--- START OF Source data ---

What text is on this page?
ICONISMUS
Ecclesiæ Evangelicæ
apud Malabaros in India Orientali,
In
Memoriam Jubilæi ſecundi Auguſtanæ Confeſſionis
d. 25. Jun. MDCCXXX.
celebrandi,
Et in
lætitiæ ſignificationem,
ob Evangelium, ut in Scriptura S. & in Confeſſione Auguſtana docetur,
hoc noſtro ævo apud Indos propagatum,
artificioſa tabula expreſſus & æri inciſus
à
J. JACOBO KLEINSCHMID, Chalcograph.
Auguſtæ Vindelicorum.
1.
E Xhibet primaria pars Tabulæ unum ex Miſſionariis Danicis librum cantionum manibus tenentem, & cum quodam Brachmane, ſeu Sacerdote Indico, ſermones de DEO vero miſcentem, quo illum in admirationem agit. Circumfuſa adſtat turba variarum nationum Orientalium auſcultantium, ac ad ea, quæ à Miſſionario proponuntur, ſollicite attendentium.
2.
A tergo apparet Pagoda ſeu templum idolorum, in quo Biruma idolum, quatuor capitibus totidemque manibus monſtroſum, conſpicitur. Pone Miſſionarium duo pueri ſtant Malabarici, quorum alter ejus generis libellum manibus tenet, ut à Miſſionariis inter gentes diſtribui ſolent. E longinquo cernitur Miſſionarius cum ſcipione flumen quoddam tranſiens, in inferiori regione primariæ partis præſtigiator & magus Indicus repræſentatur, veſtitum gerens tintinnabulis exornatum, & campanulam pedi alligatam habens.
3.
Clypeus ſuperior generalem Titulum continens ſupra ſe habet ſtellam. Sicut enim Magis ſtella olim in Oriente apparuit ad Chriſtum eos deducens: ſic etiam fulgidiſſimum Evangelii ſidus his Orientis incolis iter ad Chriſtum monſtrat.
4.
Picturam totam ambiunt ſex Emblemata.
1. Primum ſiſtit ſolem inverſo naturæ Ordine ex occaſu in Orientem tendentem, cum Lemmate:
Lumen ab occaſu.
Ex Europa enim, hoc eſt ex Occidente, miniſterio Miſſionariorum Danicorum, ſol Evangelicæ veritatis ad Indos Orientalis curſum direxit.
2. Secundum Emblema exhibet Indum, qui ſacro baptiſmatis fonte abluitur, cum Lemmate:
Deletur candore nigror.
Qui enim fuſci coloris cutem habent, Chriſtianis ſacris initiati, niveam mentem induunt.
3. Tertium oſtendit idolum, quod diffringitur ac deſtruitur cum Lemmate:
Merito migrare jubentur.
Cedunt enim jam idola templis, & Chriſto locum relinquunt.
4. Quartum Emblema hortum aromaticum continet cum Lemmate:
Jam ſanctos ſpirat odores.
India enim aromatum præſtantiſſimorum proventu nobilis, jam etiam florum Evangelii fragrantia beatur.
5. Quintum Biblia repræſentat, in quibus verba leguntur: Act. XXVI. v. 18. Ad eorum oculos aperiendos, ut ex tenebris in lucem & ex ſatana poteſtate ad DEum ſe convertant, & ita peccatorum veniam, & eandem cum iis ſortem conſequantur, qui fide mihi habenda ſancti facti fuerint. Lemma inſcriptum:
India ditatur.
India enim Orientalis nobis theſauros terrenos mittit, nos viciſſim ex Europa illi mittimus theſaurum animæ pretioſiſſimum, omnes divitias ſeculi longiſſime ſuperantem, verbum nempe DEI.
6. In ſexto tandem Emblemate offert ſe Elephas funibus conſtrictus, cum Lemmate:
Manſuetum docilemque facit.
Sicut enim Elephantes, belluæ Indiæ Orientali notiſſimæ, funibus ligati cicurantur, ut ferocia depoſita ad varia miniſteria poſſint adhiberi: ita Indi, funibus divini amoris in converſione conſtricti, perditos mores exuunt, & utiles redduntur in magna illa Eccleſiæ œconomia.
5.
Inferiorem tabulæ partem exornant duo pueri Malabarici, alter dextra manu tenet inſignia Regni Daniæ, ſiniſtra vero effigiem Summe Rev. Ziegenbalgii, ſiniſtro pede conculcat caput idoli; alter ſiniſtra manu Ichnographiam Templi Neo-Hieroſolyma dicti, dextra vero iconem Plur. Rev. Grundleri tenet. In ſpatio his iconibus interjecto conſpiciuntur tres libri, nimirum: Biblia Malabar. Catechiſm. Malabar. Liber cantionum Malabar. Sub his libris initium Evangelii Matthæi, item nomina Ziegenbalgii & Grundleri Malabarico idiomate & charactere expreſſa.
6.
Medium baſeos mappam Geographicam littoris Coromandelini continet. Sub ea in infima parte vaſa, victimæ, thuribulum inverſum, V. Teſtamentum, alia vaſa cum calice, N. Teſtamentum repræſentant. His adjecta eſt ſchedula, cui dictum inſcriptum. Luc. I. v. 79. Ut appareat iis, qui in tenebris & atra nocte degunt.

--- END OF Source data ---

• **Task**
Every line of the records above needs to be given again exactly.

• **Problem solution**
What text is on this page?
ICONISMUS
Ecclesiæ Evangelicæ
apud Malabaros in India Orientali,
In
Memoriam Jubilæi ſecundi Auguſtanæ Confeſſionis
d. 25. Jun. MDCCXXX.
celebrandi,
Et in
lætitiæ ſignificationem,
ob Evangelium, ut in Scriptura S. & in Confeſſione Auguſtana docetur,
hoc noſtro ævo apud Indos propagatum,
artificioſa tabula expreſſus & æri inciſus
à
J. JACOBO KLEINSCHMID, Chalcograph.
Auguſtæ Vindelicorum.
1.
E Xhibet primaria pars Tabulæ unum ex Miſſionariis Danicis librum cantionum manibus tenentem, & cum quodam Brachmane, ſeu Sacerdote Indico, ſermones de DEO vero miſcentem, quo illum in admirationem agit. Circumfuſa adſtat turba variarum nationum Orientalium auſcultantium, ac ad ea, quæ à Miſſionario proponuntur, ſollicite attendentium.
2.
A tergo apparet Pagoda ſeu templum idolorum, in quo Biruma idolum, quatuor capitibus totidemque manibus monſtroſum, conſpicitur. Pone Miſſionarium duo pueri ſtant Malabarici, quorum alter ejus generis libellum manibus tenet, ut à Miſſionariis inter gentes diſtribui ſolent. E longinquo cernitur Miſſionarius cum ſcipione flumen quoddam tranſiens, in inferiori regione primariæ partis præſtigiator & magus Indicus repræſentatur, veſtitum gerens tintinnabulis exornatum, & campanulam pedi alligatam habens.
3.
Clypeus ſuperior generalem Titulum continens ſupra ſe habet ſtellam. Sicut enim Magis ſtella olim in Oriente apparuit ad Chriſtum eos deducens: ſic etiam fulgidiſſimum Evangelii ſidus his Orientis incolis iter ad Chriſtum monſtrat.
4.
Picturam totam ambiunt ſex Emblemata.
1. Primum ſiſtit ſolem inverſo naturæ Ordine ex occaſu in Orientem tendentem, cum Lemmate:
Lumen ab occaſu.
Ex Europa enim, hoc eſt ex Occidente, miniſterio Miſſionariorum Danicorum, ſol Evangelicæ veritatis ad Indos Orientalis curſum direxit.
2. Secundum Emblema exhibet Indum, qui ſacro baptiſmatis fonte abluitur, cum Lemmate:
Deletur candore nigror.
Qui enim fuſci coloris cutem habent, Chriſtianis ſacris initiati, niveam mentem induunt.
3. Tertium oſtendit idolum, quod diffringitur ac deſtruitur cum Lemmate:
Merito migrare jubentur.
Cedunt enim jam idola templis, & Chriſto locum relinquunt.
4. Quartum Emblema hortum aromaticum continet cum Lemmate:
Jam ſanctos ſpirat odores.
India enim aromatum præſtantiſſimorum proventu nobilis, jam etiam florum Evangelii fragrantia beatur.
5. Quintum Biblia repræſentat, in quibus verba leguntur: Act. XXVI. v. 18. Ad eorum oculos aperiendos, ut ex tenebris in lucem & ex ſatana poteſtate ad DEum ſe convertant, & ita peccatorum veniam, & eandem cum iis ſortem conſequantur, qui fide mihi habenda ſancti facti fuerint. Lemma inſcriptum:
India ditatur.
India enim Orientalis nobis theſauros terrenos mittit, nos viciſſim ex Europa illi mittimus theſaurum animæ pretioſiſſimum, omnes divitias ſeculi longiſſime ſuperantem, verbum nempe DEI.
6. In ſexto tandem Emblemate offert ſe Elephas funibus conſtrictus, cum Lemmate:
Manſuetum docilemque facit.
Sicut enim Elephantes, belluæ Indiæ Orientali notiſſimæ, funibus ligati cicurantur, ut ferocia depoſita ad varia miniſteria poſſint adhiberi: ita Indi, funibus divini amoris in converſione conſtricti, perditos mores exuunt, & utiles redduntur in magna illa Eccleſiæ œconomia.
5.
Inferiorem tabulæ partem exornant duo pueri Malabarici, alter dextra manu tenet inſignia Regni Daniæ, ſiniſtra vero effigiem Summe Rev. Ziegenbalgii, ſiniſtro pede conculcat caput idoli; alter ſiniſtra manu Ichnographiam Templi Neo-Hieroſolyma dicti, dextra vero iconem Plur. Rev. Grundleri tenet. In ſpatio his iconibus interjecto conſpiciuntur tres libri, nimirum: Biblia Malabar. Catechiſm. Malabar. Liber cantionum Malabar. Sub his libris initium Evangelii Matthæi, item nomina Ziegenbalgii & Grundleri Malabarico idiomate & charactere expreſſa.
6.
Medium baſeos mappam Geographicam littoris Coromandelini continet. Sub ea in infima parte vaſa, victimæ, thuribulum inverſum, V. Teſtamentum, alia vaſa cum calice, N. Teſtamentum repræſentant. His adjecta eſt ſchedula, cui dictum inſcriptum. Luc. I. v. 79. Ut appareat iis, qui in tenebris & atra nocte degunt.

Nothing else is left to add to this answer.